Richiesta scritta: Prosegui lo scritto sulla laicità nel Partito Democratico, riprendendo dopo la sua ultima frase.

Testo da leggere:
┄┄┄┄┄┄┄┄┄┄┄┄┄┄┄┄┄┄┄┄

Democratico, ma non democristiano

E'sconcertante quanto sta accadendo nel Partito Democratico in tema di
laicità. Pare che si debba chiedere scusa di essere laici. O se ne
abbia un'idea molto povera. L'enfasi con cui si riconosce alla Chiesa
il diritto di esprimersi nella sfera pubblica suggerisce che l'essere
laico sia una faccenda privata, scarsamente significativa. Che il
pubblico debba essere gestito in esclusiva secondo le direttive della
Chiesa. Tutto questo non solo è sbagliato, ma rivela un impoverimento
della cultura che si dice laica.

┄┄┄┄┄┄┄┄┄┄┄┄┄┄┄┄┄┄┄┄

Sezione dati:
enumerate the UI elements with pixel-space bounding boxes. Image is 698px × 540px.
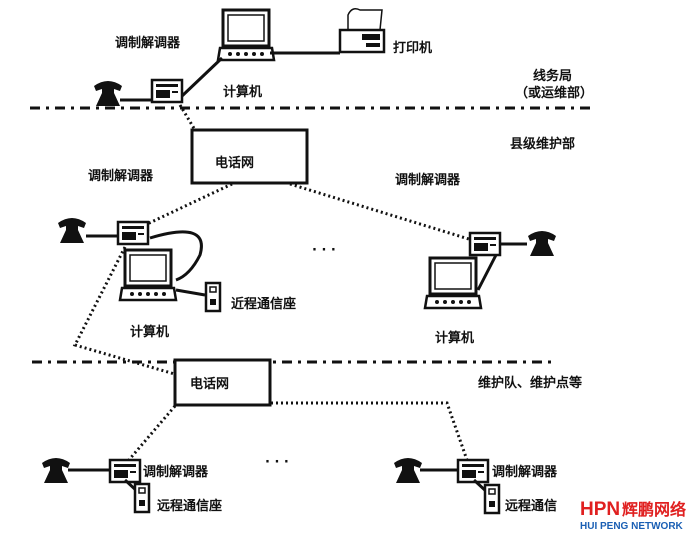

┄┄┄┄┄┄┄┄┄┄┄┄┄┄┄┄┄┄┄┄

Risposta qui sotto:
Per cominciare, la laicità è un'espressione eminentemente pubblica. Si
è laici non semplicemente per sentire personale, ma perché ci si
impegna a favore di un ordinamento pubblico che garantisce a tutti –
credenti, non credenti e diversamente credenti – il diritto di
orientare autonomamente e serenamente la propria esistenza. Compresi i
rapporti interpersonali che si manifestano nelle diverse forme delle
unioni familiari. Naturalmente è un diritto che non interferisce o
ferisce il diritto degli altri – anche e soprattutto se si è in
maggioranza. In questo senso la laicità coincide con l'essenza stessa
della politica democratica.

È incredibile che si debbano ricordare queste cose al Partito
Democratico, nella stesura della sua Carta fondativa, prima ancora di
entrare nei dettagli delle singole questioni.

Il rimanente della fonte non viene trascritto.